→ DIRECTIONS: Which lines have the string "kollisjonsputekomponenter"? Copy all of them from the entries below.

→ DATASET RECORDS:
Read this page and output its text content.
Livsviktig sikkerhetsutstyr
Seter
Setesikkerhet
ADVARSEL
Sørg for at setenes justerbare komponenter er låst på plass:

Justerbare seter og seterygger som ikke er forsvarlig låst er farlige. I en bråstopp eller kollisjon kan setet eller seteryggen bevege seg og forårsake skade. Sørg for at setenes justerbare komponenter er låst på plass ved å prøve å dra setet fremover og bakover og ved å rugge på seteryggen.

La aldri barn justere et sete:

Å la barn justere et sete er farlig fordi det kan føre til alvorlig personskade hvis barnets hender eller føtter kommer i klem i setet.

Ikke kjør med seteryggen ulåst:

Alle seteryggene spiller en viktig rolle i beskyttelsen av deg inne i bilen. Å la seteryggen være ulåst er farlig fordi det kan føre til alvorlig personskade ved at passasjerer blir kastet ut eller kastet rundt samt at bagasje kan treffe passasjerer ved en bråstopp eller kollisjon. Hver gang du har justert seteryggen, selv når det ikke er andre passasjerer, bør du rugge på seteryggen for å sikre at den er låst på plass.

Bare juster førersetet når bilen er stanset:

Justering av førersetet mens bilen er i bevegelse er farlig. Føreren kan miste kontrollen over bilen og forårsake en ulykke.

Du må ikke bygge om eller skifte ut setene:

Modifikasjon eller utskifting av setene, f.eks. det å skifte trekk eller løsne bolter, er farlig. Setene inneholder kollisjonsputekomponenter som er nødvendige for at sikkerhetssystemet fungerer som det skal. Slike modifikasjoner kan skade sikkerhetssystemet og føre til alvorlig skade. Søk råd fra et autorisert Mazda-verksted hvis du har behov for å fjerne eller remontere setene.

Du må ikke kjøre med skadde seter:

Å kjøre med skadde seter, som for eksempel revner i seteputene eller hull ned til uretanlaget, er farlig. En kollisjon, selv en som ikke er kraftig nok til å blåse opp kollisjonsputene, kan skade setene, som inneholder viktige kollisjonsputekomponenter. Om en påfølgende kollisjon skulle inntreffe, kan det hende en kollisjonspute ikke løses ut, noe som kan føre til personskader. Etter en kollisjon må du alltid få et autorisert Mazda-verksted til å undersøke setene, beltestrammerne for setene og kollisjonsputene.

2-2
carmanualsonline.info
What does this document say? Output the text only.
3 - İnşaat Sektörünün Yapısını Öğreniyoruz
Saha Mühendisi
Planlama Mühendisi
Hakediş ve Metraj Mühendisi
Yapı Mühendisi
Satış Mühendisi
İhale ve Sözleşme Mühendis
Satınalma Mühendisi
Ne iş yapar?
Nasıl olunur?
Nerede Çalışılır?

→ RESPONSE TO THIS TASK:
Modifikasjon eller utskifting av setene, f.eks. det å skifte trekk eller løsne bolter, er farlig. Setene inneholder kollisjonsputekomponenter som er nødvendige for at sikkerhetssystemet fungerer som det skal. Slike modifikasjoner kan skade sikkerhetssystemet og føre til alvorlig skade. Søk råd fra et autorisert Mazda-verksted hvis du har behov for å fjerne eller remontere setene.
Å kjøre med skadde seter, som for eksempel revner i seteputene eller hull ned til uretanlaget, er farlig. En kollisjon, selv en som ikke er kraftig nok til å blåse opp kollisjonsputene, kan skade setene, som inneholder viktige kollisjonsputekomponenter. Om en påfølgende kollisjon skulle inntreffe, kan det hende en kollisjonspute ikke løses ut, noe som kan føre til personskader. Etter en kollisjon må du alltid få et autorisert Mazda-verksted til å undersøke setene, beltestrammerne for setene og kollisjonsputene.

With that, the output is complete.